* [Entries taken from a collection]:
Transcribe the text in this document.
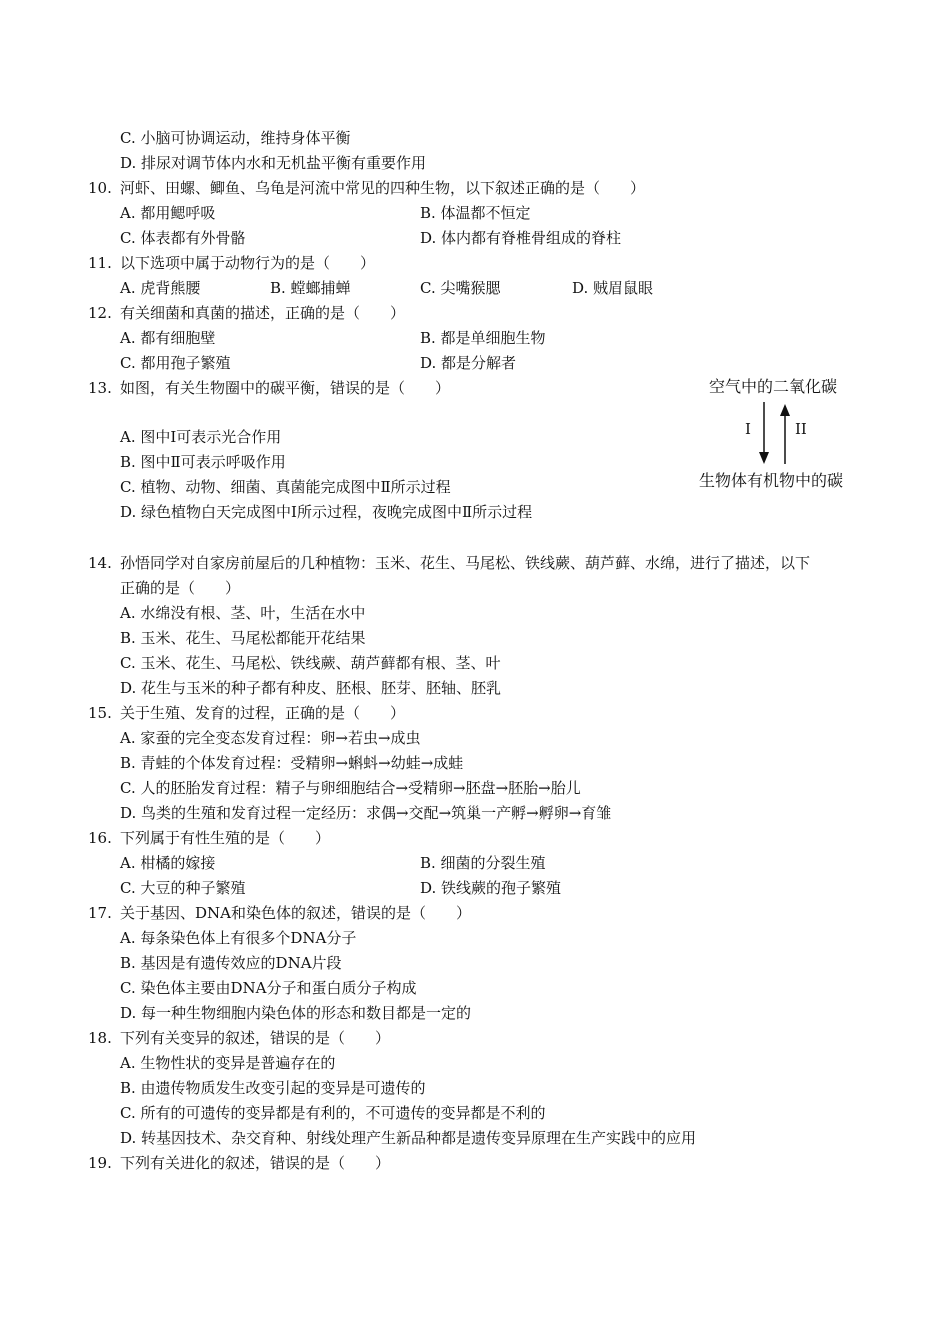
C. 小脑可协调运动，维持身体平衡
D. 排尿对调节体内水和无机盐平衡有重要作用
10. 河虾、田螺、鲫鱼、乌龟是河流中常见的四种生物，以下叙述正确的是（　　）
A. 都用鳃呼吸	B. 体温都不恒定
C. 体表都有外骨骼	D. 体内都有脊椎骨组成的脊柱
11. 以下选项中属于动物行为的是（　　）
A. 虎背熊腰	B. 螳螂捕蝉	C. 尖嘴猴腮	D. 贼眉鼠眼
12. 有关细菌和真菌的描述，正确的是（　　）
A. 都有细胞壁	B. 都是单细胞生物
C. 都用孢子繁殖	D. 都是分解者
13. 如图，有关生物圈中的碳平衡，错误的是（　　）
A. 图中Ⅰ可表示光合作用
B. 图中Ⅱ可表示呼吸作用
C. 植物、动物、细菌、真菌能完成图中Ⅱ所示过程
D. 绿色植物白天完成图中Ⅰ所示过程，夜晚完成图中Ⅱ所示过程
空气中的二氧化碳
I	II
生物体有机物中的碳
14. 孙悟同学对自家房前屋后的几种植物：玉米、花生、马尾松、铁线蕨、葫芦藓、水绵，进行了描述，以下
正确的是（　　）
A. 水绵没有根、茎、叶，生活在水中
B. 玉米、花生、马尾松都能开花结果
C. 玉米、花生、马尾松、铁线蕨、葫芦藓都有根、茎、叶
D. 花生与玉米的种子都有种皮、胚根、胚芽、胚轴、胚乳
15. 关于生殖、发育的过程，正确的是（　　）
A. 家蚕的完全变态发育过程：卵→若虫→成虫
B. 青蛙的个体发育过程：受精卵→蝌蚪→幼蛙→成蛙
C. 人的胚胎发育过程：精子与卵细胞结合→受精卵→胚盘→胚胎→胎儿
D. 鸟类的生殖和发育过程一定经历：求偶→交配→筑巢一产孵→孵卵→育雏
16. 下列属于有性生殖的是（　　）
A. 柑橘的嫁接	B. 细菌的分裂生殖
C. 大豆的种子繁殖	D. 铁线蕨的孢子繁殖
17. 关于基因、DNA和染色体的叙述，错误的是（　　）
A. 每条染色体上有很多个DNA分子
B. 基因是有遗传效应的DNA片段
C. 染色体主要由DNA分子和蛋白质分子构成
D. 每一种生物细胞内染色体的形态和数目都是一定的
18. 下列有关变异的叙述，错误的是（　　）
A. 生物性状的变异是普遍存在的
B. 由遗传物质发生改变引起的变异是可遗传的
C. 所有的可遗传的变异都是有利的，不可遗传的变异都是不利的
D. 转基因技术、杂交育种、射线处理产生新品种都是遗传变异原理在生产实践中的应用
19. 下列有关进化的叙述，错误的是（　　）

* [INSTRUCTIONS FOR THE TASK]: Gather each line in the entries above where the string "错误的是" is found.

* [FULL SOLUTION]:
13. 如图，有关生物圈中的碳平衡，错误的是（　　）
17. 关于基因、DNA和染色体的叙述，错误的是（　　）
18. 下列有关变异的叙述，错误的是（　　）
19. 下列有关进化的叙述，错误的是（　　）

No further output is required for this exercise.